— Task instructions —
Set out the material from its first line through the line containing "546, 378, 562]" as a numbered list, omitting any blank lines.

— Task material —
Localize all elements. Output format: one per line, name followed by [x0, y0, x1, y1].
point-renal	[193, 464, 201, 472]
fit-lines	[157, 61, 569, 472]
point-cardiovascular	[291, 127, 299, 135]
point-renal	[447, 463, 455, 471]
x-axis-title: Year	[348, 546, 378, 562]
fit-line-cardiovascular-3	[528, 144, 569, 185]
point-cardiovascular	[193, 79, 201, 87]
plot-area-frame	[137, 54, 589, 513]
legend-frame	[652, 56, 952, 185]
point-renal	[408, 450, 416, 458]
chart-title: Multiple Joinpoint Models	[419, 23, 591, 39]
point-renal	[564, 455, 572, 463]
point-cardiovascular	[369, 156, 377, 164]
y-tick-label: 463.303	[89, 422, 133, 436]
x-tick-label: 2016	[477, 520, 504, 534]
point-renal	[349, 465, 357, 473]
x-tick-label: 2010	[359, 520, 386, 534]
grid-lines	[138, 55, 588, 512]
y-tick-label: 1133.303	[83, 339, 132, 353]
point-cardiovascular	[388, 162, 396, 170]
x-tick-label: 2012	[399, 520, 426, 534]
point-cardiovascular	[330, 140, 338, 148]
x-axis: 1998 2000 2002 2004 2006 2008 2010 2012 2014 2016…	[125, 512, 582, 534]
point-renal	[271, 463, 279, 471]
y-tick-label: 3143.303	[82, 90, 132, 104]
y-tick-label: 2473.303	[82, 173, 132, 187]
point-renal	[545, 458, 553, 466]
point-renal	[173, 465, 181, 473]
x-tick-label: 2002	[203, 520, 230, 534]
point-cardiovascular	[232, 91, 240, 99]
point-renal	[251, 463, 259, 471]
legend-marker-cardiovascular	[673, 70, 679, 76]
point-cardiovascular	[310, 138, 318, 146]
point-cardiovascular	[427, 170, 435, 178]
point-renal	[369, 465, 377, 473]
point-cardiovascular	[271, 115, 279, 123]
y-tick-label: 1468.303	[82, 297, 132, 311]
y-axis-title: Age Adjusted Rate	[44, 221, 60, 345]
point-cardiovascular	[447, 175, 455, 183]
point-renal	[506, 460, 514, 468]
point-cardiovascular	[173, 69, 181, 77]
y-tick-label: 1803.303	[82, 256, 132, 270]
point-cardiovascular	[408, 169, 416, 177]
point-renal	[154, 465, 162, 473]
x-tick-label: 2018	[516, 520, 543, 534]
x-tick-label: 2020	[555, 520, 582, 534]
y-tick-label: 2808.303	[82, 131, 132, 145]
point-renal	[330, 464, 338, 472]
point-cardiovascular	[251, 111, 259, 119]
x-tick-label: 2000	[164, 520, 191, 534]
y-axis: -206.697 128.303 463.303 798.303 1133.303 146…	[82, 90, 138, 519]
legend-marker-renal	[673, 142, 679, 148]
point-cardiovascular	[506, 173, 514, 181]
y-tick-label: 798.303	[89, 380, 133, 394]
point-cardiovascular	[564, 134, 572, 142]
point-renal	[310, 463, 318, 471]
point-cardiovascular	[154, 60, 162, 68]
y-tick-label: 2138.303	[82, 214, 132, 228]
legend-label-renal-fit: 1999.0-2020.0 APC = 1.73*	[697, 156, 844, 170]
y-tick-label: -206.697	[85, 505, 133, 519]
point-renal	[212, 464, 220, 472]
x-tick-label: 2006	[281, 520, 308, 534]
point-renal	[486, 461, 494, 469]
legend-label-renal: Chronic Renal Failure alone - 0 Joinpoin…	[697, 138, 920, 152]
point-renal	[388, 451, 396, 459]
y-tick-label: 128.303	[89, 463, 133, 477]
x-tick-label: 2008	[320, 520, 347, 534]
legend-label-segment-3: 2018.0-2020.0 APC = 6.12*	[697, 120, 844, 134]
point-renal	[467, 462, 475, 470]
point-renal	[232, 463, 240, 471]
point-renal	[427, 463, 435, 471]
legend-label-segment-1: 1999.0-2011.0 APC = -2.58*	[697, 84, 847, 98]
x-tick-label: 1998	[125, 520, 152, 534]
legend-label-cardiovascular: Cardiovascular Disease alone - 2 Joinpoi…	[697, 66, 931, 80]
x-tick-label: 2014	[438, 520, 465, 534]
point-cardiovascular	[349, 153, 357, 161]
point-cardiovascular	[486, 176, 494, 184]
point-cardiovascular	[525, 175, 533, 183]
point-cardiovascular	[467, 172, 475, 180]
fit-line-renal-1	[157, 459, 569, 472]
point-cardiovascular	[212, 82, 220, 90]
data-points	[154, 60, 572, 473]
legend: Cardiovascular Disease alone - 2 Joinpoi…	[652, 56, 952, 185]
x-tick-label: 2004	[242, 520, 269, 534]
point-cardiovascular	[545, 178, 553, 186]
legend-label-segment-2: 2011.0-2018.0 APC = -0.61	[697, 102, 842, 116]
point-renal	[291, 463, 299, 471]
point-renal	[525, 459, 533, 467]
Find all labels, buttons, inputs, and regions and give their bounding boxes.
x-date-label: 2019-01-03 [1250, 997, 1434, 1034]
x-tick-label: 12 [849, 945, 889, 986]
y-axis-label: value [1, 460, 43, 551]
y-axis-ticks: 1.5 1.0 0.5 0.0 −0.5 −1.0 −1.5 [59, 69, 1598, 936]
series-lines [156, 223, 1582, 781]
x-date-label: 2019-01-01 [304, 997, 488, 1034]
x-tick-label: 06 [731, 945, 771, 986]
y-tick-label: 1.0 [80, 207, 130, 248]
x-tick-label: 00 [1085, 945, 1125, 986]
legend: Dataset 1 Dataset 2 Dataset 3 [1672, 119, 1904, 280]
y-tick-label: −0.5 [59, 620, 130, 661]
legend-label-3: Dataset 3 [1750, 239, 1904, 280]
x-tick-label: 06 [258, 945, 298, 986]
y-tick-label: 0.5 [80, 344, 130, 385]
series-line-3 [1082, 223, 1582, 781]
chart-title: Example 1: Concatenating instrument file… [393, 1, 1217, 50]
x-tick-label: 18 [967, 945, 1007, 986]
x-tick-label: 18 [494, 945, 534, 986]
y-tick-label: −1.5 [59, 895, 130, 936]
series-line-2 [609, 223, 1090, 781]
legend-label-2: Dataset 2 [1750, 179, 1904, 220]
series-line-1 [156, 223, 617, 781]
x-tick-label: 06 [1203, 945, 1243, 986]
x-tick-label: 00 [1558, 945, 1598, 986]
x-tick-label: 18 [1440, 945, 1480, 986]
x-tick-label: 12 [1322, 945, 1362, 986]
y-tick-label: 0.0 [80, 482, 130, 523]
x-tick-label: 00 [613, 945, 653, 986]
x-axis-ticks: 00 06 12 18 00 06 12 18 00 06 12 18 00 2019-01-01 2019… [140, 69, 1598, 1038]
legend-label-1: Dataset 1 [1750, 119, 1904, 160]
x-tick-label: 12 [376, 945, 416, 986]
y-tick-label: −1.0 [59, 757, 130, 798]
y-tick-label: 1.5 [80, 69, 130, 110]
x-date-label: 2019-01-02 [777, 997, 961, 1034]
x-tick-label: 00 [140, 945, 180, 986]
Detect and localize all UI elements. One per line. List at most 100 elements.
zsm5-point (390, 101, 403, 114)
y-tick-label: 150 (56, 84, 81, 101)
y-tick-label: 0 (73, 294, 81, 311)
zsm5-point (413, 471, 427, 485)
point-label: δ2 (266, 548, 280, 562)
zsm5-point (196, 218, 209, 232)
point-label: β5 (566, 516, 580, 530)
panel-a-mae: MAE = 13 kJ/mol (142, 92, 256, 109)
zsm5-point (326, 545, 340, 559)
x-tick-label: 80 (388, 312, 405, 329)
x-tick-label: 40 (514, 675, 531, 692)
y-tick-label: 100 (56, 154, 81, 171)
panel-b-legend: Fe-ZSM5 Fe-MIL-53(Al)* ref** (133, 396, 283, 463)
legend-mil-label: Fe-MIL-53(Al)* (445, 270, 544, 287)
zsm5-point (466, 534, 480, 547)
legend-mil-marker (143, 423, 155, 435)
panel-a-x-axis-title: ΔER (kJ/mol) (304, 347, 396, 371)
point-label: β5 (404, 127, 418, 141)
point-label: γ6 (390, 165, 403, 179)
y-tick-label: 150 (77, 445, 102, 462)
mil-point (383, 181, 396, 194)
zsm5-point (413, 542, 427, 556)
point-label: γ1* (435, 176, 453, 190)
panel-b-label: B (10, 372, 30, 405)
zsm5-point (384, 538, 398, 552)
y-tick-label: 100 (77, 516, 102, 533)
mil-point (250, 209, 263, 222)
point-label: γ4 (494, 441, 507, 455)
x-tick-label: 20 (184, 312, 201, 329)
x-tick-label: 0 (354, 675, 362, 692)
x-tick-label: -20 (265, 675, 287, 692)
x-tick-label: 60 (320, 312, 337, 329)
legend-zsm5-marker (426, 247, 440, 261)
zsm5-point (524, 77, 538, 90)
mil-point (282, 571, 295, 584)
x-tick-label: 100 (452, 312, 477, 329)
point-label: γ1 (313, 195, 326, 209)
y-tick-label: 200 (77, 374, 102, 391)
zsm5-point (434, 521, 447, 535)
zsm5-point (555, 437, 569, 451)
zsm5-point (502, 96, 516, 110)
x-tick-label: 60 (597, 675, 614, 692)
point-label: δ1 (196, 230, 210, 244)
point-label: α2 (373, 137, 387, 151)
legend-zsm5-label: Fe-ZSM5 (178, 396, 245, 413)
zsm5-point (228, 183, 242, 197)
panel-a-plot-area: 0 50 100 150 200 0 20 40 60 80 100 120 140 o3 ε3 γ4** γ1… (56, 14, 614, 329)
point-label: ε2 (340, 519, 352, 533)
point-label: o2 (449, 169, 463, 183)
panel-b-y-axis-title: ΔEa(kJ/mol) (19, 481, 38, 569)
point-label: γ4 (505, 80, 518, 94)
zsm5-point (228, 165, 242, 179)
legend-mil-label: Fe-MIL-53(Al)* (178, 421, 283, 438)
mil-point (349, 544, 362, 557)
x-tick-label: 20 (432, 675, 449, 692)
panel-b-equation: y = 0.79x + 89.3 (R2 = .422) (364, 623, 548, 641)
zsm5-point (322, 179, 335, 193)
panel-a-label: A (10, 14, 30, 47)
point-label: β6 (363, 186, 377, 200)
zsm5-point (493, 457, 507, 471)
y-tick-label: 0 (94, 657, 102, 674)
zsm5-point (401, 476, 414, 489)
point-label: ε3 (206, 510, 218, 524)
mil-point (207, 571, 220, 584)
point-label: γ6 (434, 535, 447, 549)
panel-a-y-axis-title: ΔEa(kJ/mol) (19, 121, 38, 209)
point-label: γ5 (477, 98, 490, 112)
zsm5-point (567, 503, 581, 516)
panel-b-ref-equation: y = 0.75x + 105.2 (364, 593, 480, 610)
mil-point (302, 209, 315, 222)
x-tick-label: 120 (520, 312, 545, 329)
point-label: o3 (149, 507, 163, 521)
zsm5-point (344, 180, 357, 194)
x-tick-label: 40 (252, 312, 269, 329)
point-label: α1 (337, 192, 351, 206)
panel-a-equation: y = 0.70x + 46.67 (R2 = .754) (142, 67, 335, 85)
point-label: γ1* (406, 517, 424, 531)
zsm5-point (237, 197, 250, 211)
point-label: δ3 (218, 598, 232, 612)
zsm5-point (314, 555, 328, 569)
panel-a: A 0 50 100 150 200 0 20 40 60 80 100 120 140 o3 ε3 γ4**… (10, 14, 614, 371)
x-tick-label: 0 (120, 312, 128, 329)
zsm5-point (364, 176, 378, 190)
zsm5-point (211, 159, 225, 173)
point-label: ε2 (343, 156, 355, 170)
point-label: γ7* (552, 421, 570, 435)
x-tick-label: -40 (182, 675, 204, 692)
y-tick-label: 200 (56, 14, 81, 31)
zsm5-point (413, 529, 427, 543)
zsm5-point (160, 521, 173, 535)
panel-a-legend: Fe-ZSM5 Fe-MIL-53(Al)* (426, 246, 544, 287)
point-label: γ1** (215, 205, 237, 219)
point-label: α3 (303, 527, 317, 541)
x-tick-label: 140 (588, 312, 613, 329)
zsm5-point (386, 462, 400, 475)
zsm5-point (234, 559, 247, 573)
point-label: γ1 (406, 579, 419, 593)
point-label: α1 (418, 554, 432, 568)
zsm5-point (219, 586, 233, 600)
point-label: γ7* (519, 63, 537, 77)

— Answer to the task —
1. Localize all elements. Output format: one per line, name followed by [x0, y0, x1, y1].
2. point-renal	[193, 464, 201, 472]
3. fit-lines	[157, 61, 569, 472]
4. point-cardiovascular	[291, 127, 299, 135]
5. point-renal	[447, 463, 455, 471]
6. x-axis-title: Year	[348, 546, 378, 562]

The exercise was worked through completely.